Give again everything from the line containing "Itemize the components" down to the line containing "site-footer: Financial Planning", swapping each "chevron-down-icon" for "caret-down-icon" and changing nothing else.

Raw records:
——————
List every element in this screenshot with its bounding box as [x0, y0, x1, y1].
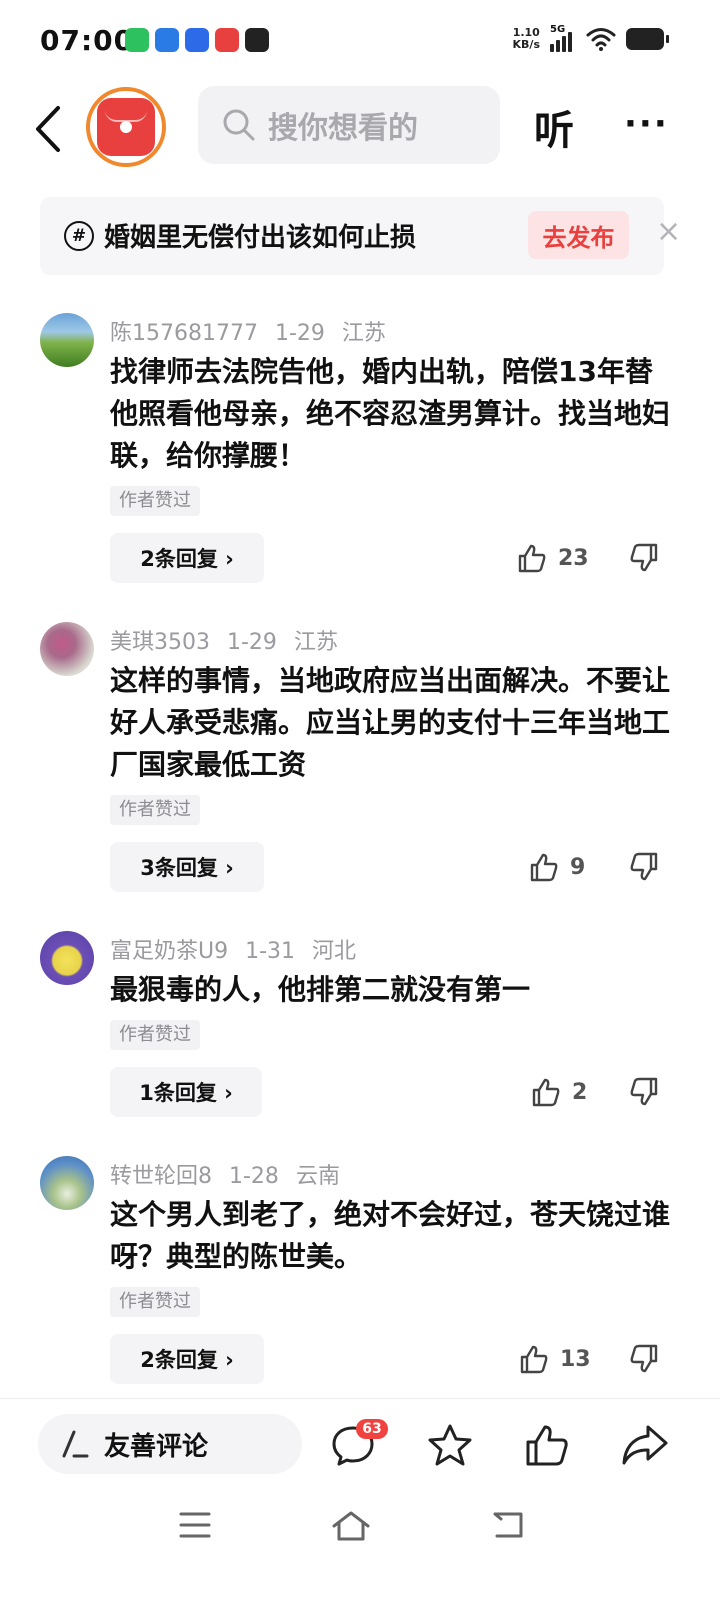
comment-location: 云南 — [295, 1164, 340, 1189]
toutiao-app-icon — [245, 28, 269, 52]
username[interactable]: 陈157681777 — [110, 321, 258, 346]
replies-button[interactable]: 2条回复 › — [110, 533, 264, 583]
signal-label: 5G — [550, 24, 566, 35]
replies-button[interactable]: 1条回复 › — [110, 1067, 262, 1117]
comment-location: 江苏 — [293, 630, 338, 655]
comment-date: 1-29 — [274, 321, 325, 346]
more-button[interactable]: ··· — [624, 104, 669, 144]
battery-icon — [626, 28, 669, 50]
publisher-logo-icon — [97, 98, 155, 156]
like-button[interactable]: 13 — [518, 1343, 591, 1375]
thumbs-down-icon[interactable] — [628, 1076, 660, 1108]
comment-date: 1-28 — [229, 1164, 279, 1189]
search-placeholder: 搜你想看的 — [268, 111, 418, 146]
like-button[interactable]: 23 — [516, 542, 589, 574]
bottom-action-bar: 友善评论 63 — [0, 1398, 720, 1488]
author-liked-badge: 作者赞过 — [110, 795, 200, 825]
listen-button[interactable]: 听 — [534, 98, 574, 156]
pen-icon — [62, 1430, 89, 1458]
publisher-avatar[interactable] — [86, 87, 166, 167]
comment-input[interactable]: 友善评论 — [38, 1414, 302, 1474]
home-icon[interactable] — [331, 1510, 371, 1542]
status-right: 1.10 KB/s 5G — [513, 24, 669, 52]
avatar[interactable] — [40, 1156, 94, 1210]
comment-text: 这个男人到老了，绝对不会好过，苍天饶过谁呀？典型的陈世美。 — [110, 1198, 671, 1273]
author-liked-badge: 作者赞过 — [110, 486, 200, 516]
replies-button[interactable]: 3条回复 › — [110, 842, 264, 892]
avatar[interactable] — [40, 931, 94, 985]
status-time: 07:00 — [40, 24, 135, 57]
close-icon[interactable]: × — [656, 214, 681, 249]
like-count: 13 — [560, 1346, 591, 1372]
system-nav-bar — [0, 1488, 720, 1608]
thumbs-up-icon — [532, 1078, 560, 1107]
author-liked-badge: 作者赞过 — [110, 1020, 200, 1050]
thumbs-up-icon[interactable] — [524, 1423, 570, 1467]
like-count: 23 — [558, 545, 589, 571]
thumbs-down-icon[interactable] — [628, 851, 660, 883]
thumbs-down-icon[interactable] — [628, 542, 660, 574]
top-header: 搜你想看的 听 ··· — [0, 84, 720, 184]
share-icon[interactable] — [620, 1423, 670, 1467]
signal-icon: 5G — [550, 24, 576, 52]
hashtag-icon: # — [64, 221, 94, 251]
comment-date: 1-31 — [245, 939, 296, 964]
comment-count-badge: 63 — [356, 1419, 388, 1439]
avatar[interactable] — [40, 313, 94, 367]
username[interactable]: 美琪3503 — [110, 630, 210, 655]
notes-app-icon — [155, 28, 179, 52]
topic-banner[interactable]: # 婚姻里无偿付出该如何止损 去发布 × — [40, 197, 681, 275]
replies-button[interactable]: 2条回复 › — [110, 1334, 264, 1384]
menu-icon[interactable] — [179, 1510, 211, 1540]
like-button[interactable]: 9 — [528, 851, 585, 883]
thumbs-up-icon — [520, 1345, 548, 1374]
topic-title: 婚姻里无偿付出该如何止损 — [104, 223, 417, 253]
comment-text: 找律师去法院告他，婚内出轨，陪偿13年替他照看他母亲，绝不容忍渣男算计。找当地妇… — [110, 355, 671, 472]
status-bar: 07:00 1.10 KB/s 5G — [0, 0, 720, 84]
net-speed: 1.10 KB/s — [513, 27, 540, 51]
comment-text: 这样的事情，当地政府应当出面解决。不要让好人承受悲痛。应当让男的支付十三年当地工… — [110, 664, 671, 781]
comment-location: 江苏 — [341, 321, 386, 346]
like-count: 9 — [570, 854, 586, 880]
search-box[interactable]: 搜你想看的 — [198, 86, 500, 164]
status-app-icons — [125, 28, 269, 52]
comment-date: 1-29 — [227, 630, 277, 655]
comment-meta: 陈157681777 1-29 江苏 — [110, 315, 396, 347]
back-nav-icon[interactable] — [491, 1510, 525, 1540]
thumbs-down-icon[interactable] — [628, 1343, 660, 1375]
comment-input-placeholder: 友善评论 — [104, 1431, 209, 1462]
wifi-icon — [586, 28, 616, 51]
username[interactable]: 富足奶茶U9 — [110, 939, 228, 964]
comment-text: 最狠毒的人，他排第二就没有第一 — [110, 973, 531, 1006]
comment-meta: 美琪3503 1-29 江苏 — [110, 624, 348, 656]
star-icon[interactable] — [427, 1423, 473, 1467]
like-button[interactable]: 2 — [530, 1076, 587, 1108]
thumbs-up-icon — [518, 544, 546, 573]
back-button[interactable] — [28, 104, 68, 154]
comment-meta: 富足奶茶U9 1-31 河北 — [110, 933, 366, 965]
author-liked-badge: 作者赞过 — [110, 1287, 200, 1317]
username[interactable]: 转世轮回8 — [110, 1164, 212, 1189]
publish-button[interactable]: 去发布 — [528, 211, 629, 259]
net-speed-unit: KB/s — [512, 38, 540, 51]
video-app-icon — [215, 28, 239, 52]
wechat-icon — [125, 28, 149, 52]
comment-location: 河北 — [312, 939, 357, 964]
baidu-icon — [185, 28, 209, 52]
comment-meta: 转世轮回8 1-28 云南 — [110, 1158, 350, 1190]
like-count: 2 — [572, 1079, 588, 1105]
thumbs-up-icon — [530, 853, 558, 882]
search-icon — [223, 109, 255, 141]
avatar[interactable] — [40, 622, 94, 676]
——————
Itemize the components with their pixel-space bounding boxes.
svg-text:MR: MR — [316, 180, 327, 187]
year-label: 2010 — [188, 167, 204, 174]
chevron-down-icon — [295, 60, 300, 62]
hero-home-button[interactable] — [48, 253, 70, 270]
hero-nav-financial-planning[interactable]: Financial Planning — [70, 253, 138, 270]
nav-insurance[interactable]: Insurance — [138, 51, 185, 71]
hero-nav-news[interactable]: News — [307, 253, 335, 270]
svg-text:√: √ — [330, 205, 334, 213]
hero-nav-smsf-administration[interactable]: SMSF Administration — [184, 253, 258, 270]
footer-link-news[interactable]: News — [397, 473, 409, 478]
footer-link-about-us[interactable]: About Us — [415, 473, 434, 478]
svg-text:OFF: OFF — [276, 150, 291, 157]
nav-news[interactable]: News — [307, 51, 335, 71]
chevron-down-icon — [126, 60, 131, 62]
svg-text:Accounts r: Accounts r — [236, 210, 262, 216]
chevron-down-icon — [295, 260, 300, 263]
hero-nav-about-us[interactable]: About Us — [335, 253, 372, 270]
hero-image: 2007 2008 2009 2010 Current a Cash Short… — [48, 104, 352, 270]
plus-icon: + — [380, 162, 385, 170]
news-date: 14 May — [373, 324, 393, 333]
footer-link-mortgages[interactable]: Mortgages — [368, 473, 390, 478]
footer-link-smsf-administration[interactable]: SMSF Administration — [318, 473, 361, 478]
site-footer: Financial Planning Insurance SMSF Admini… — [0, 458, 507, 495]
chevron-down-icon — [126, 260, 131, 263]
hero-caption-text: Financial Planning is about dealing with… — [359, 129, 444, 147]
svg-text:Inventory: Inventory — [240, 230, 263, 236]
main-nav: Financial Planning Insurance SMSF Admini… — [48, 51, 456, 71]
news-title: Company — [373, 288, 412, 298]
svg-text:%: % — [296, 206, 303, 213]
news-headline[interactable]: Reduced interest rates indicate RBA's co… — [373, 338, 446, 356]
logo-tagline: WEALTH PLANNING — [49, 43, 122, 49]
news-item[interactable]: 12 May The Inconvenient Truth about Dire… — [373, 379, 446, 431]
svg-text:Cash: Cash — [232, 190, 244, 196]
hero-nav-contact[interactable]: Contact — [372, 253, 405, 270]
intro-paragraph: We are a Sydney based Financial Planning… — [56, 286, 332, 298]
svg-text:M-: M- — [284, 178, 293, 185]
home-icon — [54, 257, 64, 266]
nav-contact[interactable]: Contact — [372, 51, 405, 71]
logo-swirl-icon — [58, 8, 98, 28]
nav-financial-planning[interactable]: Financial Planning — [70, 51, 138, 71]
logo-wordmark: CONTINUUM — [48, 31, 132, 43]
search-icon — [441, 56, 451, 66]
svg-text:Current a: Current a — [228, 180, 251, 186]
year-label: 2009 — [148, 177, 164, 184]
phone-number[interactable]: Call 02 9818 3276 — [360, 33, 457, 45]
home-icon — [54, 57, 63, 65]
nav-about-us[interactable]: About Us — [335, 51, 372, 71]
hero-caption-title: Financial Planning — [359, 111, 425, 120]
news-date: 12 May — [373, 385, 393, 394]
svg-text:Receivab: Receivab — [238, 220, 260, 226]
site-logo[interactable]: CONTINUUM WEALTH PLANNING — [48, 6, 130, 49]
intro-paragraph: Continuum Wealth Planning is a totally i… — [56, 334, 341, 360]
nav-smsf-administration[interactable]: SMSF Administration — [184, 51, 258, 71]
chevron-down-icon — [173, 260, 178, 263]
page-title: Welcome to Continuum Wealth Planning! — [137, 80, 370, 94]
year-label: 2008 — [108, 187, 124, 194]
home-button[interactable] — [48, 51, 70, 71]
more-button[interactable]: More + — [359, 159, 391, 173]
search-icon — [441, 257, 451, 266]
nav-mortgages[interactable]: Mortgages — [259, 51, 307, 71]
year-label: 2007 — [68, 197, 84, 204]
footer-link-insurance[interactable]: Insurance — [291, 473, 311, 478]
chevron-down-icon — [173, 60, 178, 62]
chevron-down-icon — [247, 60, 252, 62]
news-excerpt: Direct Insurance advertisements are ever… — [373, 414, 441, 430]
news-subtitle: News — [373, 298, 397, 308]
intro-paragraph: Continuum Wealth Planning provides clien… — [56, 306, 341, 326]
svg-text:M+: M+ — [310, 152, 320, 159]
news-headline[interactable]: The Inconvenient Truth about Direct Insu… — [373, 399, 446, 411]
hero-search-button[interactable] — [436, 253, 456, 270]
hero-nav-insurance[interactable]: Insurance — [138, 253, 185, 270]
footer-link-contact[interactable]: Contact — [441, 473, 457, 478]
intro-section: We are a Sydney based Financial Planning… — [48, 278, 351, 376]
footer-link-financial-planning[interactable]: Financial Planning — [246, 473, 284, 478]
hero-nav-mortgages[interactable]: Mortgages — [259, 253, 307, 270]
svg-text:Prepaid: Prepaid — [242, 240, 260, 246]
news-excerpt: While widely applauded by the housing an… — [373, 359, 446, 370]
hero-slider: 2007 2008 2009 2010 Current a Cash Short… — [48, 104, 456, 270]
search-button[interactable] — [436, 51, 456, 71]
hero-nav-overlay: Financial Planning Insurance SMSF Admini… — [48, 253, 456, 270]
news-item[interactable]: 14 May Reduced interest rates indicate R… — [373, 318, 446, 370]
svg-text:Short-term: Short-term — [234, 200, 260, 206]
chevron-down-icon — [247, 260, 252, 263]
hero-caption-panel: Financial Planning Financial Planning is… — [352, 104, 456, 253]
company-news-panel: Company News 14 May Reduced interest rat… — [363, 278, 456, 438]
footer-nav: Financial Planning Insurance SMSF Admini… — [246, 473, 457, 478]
——————
Written solution:
Itemize the components with their pixel-space bounding boxes.
svg-text:MR: MR — [316, 180, 327, 187]
year-label: 2010 — [188, 167, 204, 174]
caret-down-icon — [295, 60, 300, 62]
hero-home-button[interactable] — [48, 253, 70, 270]
hero-nav-financial-planning[interactable]: Financial Planning — [70, 253, 138, 270]
nav-insurance[interactable]: Insurance — [138, 51, 185, 71]
hero-nav-news[interactable]: News — [307, 253, 335, 270]
svg-text:√: √ — [330, 205, 334, 213]
hero-nav-smsf-administration[interactable]: SMSF Administration — [184, 253, 258, 270]
footer-link-news[interactable]: News — [397, 473, 409, 478]
footer-link-about-us[interactable]: About Us — [415, 473, 434, 478]
svg-text:OFF: OFF — [276, 150, 291, 157]
nav-news[interactable]: News — [307, 51, 335, 71]
caret-down-icon — [126, 60, 131, 62]
svg-text:Accounts r: Accounts r — [236, 210, 262, 216]
caret-down-icon — [295, 260, 300, 263]
hero-nav-about-us[interactable]: About Us — [335, 253, 372, 270]
hero-image: 2007 2008 2009 2010 Current a Cash Short… — [48, 104, 352, 270]
plus-icon: + — [380, 162, 385, 170]
news-date: 14 May — [373, 324, 393, 333]
footer-link-mortgages[interactable]: Mortgages — [368, 473, 390, 478]
footer-link-smsf-administration[interactable]: SMSF Administration — [318, 473, 361, 478]
site-footer: Financial Planning Insurance SMSF Admini… — [0, 458, 507, 495]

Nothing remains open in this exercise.